>> START

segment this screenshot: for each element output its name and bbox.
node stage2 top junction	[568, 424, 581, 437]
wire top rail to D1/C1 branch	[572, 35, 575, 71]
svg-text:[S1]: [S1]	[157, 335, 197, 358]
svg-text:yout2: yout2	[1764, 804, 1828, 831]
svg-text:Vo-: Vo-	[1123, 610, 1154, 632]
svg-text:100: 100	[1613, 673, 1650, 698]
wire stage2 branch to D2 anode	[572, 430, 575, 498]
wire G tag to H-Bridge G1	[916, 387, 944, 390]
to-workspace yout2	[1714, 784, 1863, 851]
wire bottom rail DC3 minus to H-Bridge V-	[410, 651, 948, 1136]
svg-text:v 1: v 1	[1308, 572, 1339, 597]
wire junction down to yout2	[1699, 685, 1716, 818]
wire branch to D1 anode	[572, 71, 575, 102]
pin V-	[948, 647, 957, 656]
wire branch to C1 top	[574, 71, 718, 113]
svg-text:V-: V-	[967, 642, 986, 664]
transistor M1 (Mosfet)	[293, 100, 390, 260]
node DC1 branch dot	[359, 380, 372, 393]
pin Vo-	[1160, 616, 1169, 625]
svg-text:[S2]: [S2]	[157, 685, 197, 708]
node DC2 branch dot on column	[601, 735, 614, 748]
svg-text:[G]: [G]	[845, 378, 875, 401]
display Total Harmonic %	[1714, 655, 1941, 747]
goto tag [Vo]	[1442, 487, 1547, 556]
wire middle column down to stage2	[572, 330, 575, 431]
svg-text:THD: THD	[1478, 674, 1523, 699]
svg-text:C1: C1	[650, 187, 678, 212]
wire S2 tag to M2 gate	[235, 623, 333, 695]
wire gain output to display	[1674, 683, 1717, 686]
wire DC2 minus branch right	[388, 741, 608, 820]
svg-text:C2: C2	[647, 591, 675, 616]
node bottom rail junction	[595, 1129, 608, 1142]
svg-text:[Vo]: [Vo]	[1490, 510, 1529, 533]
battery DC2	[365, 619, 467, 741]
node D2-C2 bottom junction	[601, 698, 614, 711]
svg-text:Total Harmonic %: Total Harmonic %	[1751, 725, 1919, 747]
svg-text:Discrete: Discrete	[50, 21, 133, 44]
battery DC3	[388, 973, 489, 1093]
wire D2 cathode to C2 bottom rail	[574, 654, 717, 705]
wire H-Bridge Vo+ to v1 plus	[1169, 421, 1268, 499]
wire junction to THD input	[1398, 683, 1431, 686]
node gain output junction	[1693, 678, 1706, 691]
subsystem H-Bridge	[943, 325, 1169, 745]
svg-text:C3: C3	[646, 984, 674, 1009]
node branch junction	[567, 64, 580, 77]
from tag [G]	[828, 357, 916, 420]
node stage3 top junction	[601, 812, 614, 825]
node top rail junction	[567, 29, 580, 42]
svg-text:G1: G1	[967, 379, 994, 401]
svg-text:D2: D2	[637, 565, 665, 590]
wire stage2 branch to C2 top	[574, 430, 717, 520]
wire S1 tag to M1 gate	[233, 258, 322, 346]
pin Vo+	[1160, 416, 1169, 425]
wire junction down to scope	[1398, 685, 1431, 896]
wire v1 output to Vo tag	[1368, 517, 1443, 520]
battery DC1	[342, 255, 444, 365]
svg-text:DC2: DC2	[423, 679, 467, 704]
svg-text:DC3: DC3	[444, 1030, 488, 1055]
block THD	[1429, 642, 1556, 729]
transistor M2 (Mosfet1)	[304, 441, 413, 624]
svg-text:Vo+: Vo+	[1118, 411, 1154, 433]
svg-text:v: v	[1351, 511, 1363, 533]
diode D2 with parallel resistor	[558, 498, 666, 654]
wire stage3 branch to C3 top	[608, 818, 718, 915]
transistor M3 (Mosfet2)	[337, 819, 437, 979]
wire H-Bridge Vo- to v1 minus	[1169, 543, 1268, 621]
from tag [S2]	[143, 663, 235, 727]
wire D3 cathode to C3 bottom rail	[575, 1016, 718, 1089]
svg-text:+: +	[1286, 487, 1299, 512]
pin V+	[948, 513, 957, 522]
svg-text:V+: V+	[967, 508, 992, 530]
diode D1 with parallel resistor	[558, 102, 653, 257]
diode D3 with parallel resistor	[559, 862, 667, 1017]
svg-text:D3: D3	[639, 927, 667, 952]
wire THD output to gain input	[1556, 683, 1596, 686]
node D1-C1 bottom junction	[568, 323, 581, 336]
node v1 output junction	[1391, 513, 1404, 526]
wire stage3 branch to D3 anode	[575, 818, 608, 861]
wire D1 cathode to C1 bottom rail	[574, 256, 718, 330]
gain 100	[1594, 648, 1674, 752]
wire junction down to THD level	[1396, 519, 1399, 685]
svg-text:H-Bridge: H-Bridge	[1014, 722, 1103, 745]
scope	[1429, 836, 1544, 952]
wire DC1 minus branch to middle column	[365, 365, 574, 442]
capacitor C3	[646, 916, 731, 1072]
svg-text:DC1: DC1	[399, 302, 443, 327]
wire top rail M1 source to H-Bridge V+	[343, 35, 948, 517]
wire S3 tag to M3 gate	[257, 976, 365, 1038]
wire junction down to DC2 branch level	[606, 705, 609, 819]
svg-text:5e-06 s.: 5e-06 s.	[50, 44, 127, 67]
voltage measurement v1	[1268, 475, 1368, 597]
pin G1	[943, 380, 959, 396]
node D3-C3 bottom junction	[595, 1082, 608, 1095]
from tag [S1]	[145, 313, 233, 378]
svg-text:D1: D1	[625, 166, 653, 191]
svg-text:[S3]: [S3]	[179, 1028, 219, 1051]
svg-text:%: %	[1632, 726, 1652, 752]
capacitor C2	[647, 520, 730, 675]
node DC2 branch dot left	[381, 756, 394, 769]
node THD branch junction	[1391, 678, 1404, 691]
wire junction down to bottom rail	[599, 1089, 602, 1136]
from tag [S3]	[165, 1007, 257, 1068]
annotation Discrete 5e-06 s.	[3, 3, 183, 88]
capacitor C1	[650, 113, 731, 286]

>> END

Can you retype every one of the items above exactly as it stands, line for line?

**Expected answer**
segment this screenshot: for each element output its name and bbox.
node stage2 top junction	[568, 424, 581, 437]
wire top rail to D1/C1 branch	[572, 35, 575, 71]
svg-text:[S1]: [S1]	[157, 335, 197, 358]
svg-text:yout2: yout2	[1764, 804, 1828, 831]
svg-text:Vo-: Vo-	[1123, 610, 1154, 632]
svg-text:100: 100	[1613, 673, 1650, 698]
wire stage2 branch to D2 anode	[572, 430, 575, 498]
wire G tag to H-Bridge G1	[916, 387, 944, 390]
to-workspace yout2	[1714, 784, 1863, 851]
wire bottom rail DC3 minus to H-Bridge V-	[410, 651, 948, 1136]
svg-text:v 1: v 1	[1308, 572, 1339, 597]
wire junction down to yout2	[1699, 685, 1716, 818]
wire branch to D1 anode	[572, 71, 575, 102]
pin V-	[948, 647, 957, 656]
wire branch to C1 top	[574, 71, 718, 113]
svg-text:V-: V-	[967, 642, 986, 664]
transistor M1 (Mosfet)	[293, 100, 390, 260]
node DC1 branch dot	[359, 380, 372, 393]
pin Vo-	[1160, 616, 1169, 625]
svg-text:[S2]: [S2]	[157, 685, 197, 708]
node DC2 branch dot on column	[601, 735, 614, 748]
svg-text:[G]: [G]	[845, 378, 875, 401]
display Total Harmonic %	[1714, 655, 1941, 747]
goto tag [Vo]	[1442, 487, 1547, 556]
wire middle column down to stage2	[572, 330, 575, 431]
svg-text:THD: THD	[1478, 674, 1523, 699]
svg-text:C1: C1	[650, 187, 678, 212]
wire S2 tag to M2 gate	[235, 623, 333, 695]
wire gain output to display	[1674, 683, 1717, 686]
wire DC2 minus branch right	[388, 741, 608, 820]
svg-text:C2: C2	[647, 591, 675, 616]
node bottom rail junction	[595, 1129, 608, 1142]
svg-text:[Vo]: [Vo]	[1490, 510, 1529, 533]
battery DC2	[365, 619, 467, 741]
node D2-C2 bottom junction	[601, 698, 614, 711]
svg-text:Total Harmonic %: Total Harmonic %	[1751, 725, 1919, 747]
svg-text:Discrete: Discrete	[50, 21, 133, 44]
battery DC3	[388, 973, 489, 1093]
wire D2 cathode to C2 bottom rail	[574, 654, 717, 705]
wire H-Bridge Vo+ to v1 plus	[1169, 421, 1268, 499]
wire junction to THD input	[1398, 683, 1431, 686]
node gain output junction	[1693, 678, 1706, 691]
subsystem H-Bridge	[943, 325, 1169, 745]
svg-text:C3: C3	[646, 984, 674, 1009]
node branch junction	[567, 64, 580, 77]
from tag [G]	[828, 357, 916, 420]
node stage3 top junction	[601, 812, 614, 825]
node top rail junction	[567, 29, 580, 42]
svg-text:G1: G1	[967, 379, 994, 401]
svg-text:D2: D2	[637, 565, 665, 590]
wire stage2 branch to C2 top	[574, 430, 717, 520]
wire S1 tag to M1 gate	[233, 258, 322, 346]
pin Vo+	[1160, 416, 1169, 425]
wire junction down to scope	[1398, 685, 1431, 896]
wire v1 output to Vo tag	[1368, 517, 1443, 520]
battery DC1	[342, 255, 444, 365]
svg-text:DC2: DC2	[423, 679, 467, 704]
svg-text:DC3: DC3	[444, 1030, 488, 1055]
block THD	[1429, 642, 1556, 729]
transistor M2 (Mosfet1)	[304, 441, 413, 624]
svg-text:Vo+: Vo+	[1118, 411, 1154, 433]
svg-text:v: v	[1351, 511, 1363, 533]
diode D2 with parallel resistor	[558, 498, 666, 654]
wire stage3 branch to C3 top	[608, 818, 718, 915]
transistor M3 (Mosfet2)	[337, 819, 437, 979]
wire H-Bridge Vo- to v1 minus	[1169, 543, 1268, 621]
from tag [S2]	[143, 663, 235, 727]
wire D3 cathode to C3 bottom rail	[575, 1016, 718, 1089]
svg-text:+: +	[1286, 487, 1299, 512]
pin V+	[948, 513, 957, 522]
svg-text:V+: V+	[967, 508, 992, 530]
diode D1 with parallel resistor	[558, 102, 653, 257]
diode D3 with parallel resistor	[559, 862, 667, 1017]
svg-text:D3: D3	[639, 927, 667, 952]
wire THD output to gain input	[1556, 683, 1596, 686]
node D1-C1 bottom junction	[568, 323, 581, 336]
node v1 output junction	[1391, 513, 1404, 526]
wire stage3 branch to D3 anode	[575, 818, 608, 861]
wire D1 cathode to C1 bottom rail	[574, 256, 718, 330]
gain 100	[1594, 648, 1674, 752]
wire junction down to THD level	[1396, 519, 1399, 685]
svg-text:H-Bridge: H-Bridge	[1014, 722, 1103, 745]
scope	[1429, 836, 1544, 952]
wire DC1 minus branch to middle column	[365, 365, 574, 442]
capacitor C3	[646, 916, 731, 1072]
svg-text:DC1: DC1	[399, 302, 443, 327]
wire top rail M1 source to H-Bridge V+	[343, 35, 948, 517]
wire S3 tag to M3 gate	[257, 976, 365, 1038]
wire junction down to DC2 branch level	[606, 705, 609, 819]
svg-text:5e-06 s.: 5e-06 s.	[50, 44, 127, 67]
voltage measurement v1	[1268, 475, 1368, 597]
pin G1	[943, 380, 959, 396]
node D3-C3 bottom junction	[595, 1082, 608, 1095]
from tag [S1]	[145, 313, 233, 378]
svg-text:D1: D1	[625, 166, 653, 191]
svg-text:[S3]: [S3]	[179, 1028, 219, 1051]
svg-text:%: %	[1632, 726, 1652, 752]
capacitor C2	[647, 520, 730, 675]
node DC2 branch dot left	[381, 756, 394, 769]
node THD branch junction	[1391, 678, 1404, 691]
wire junction down to bottom rail	[599, 1089, 602, 1136]
from tag [S3]	[165, 1007, 257, 1068]
annotation Discrete 5e-06 s.	[3, 3, 183, 88]
capacitor C1	[650, 113, 731, 286]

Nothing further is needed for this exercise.